Task details: Every entry must be echoed exactly.

------ Information provided

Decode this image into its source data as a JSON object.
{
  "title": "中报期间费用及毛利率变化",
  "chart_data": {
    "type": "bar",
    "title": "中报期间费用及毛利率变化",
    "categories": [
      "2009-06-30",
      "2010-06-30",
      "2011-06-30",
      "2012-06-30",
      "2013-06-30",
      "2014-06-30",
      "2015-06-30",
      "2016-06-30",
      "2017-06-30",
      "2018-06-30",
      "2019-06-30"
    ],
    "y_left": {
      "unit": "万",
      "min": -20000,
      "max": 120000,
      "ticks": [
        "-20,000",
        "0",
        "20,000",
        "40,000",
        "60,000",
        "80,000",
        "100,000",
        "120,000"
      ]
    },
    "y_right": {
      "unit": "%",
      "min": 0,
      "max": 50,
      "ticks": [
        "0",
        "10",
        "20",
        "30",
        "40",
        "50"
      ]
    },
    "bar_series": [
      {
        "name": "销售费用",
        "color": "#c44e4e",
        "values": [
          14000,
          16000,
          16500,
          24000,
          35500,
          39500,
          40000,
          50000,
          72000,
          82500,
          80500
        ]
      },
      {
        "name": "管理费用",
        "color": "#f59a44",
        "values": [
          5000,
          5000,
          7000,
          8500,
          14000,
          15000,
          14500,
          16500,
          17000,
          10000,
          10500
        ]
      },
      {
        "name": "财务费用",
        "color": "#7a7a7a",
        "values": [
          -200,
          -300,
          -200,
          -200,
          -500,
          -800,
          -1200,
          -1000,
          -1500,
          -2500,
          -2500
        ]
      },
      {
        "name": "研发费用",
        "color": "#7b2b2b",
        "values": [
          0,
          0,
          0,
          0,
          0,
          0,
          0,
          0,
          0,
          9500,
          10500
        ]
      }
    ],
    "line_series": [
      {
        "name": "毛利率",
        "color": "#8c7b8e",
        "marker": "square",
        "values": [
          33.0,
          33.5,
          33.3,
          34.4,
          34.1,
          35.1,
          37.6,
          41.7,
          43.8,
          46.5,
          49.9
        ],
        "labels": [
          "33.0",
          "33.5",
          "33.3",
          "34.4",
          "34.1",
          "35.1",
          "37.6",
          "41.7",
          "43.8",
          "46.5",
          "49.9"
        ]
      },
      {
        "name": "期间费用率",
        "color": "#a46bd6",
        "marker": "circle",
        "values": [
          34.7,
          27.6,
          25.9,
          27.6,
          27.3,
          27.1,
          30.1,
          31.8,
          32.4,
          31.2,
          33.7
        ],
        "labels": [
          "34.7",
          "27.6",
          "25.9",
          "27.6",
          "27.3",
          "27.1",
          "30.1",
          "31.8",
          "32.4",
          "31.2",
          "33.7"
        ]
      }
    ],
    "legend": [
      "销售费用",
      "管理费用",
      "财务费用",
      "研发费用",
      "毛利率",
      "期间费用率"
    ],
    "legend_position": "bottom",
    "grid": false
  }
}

------------

Reply:
Decode this image into its source data as a JSON object.
{
  "title": "中报期间费用及毛利率变化",
  "chart_data": {
    "type": "bar",
    "title": "中报期间费用及毛利率变化",
    "categories": [
      "2009-06-30",
      "2010-06-30",
      "2011-06-30",
      "2012-06-30",
      "2013-06-30",
      "2014-06-30",
      "2015-06-30",
      "2016-06-30",
      "2017-06-30",
      "2018-06-30",
      "2019-06-30"
    ],
    "y_left": {
      "unit": "万",
      "min": -20000,
      "max": 120000,
      "ticks": [
        "-20,000",
        "0",
        "20,000",
        "40,000",
        "60,000",
        "80,000",
        "100,000",
        "120,000"
      ]
    },
    "y_right": {
      "unit": "%",
      "min": 0,
      "max": 50,
      "ticks": [
        "0",
        "10",
        "20",
        "30",
        "40",
        "50"
      ]
    },
    "bar_series": [
      {
        "name": "销售费用",
        "color": "#c44e4e",
        "values": [
          14000,
          16000,
          16500,
          24000,
          35500,
          39500,
          40000,
          50000,
          72000,
          82500,
          80500
        ]
      },
      {
        "name": "管理费用",
        "color": "#f59a44",
        "values": [
          5000,
          5000,
          7000,
          8500,
          14000,
          15000,
          14500,
          16500,
          17000,
          10000,
          10500
        ]
      },
      {
        "name": "财务费用",
        "color": "#7a7a7a",
        "values": [
          -200,
          -300,
          -200,
          -200,
          -500,
          -800,
          -1200,
          -1000,
          -1500,
          -2500,
          -2500
        ]
      },
      {
        "name": "研发费用",
        "color": "#7b2b2b",
        "values": [
          0,
          0,
          0,
          0,
          0,
          0,
          0,
          0,
          0,
          9500,
          10500
        ]
      }
    ],
    "line_series": [
      {
        "name": "毛利率",
        "color": "#8c7b8e",
        "marker": "square",
        "values": [
          33.0,
          33.5,
          33.3,
          34.4,
          34.1,
          35.1,
          37.6,
          41.7,
          43.8,
          46.5,
          49.9
        ],
        "labels": [
          "33.0",
          "33.5",
          "33.3",
          "34.4",
          "34.1",
          "35.1",
          "37.6",
          "41.7",
          "43.8",
          "46.5",
          "49.9"
        ]
      },
      {
        "name": "期间费用率",
        "color": "#a46bd6",
        "marker": "circle",
        "values": [
          34.7,
          27.6,
          25.9,
          27.6,
          27.3,
          27.1,
          30.1,
          31.8,
          32.4,
          31.2,
          33.7
        ],
        "labels": [
          "34.7",
          "27.6",
          "25.9",
          "27.6",
          "27.3",
          "27.1",
          "30.1",
          "31.8",
          "32.4",
          "31.2",
          "33.7"
        ]
      }
    ],
    "legend": [
      "销售费用",
      "管理费用",
      "财务费用",
      "研发费用",
      "毛利率",
      "期间费用率"
    ],
    "legend_position": "bottom",
    "grid": false
  }
}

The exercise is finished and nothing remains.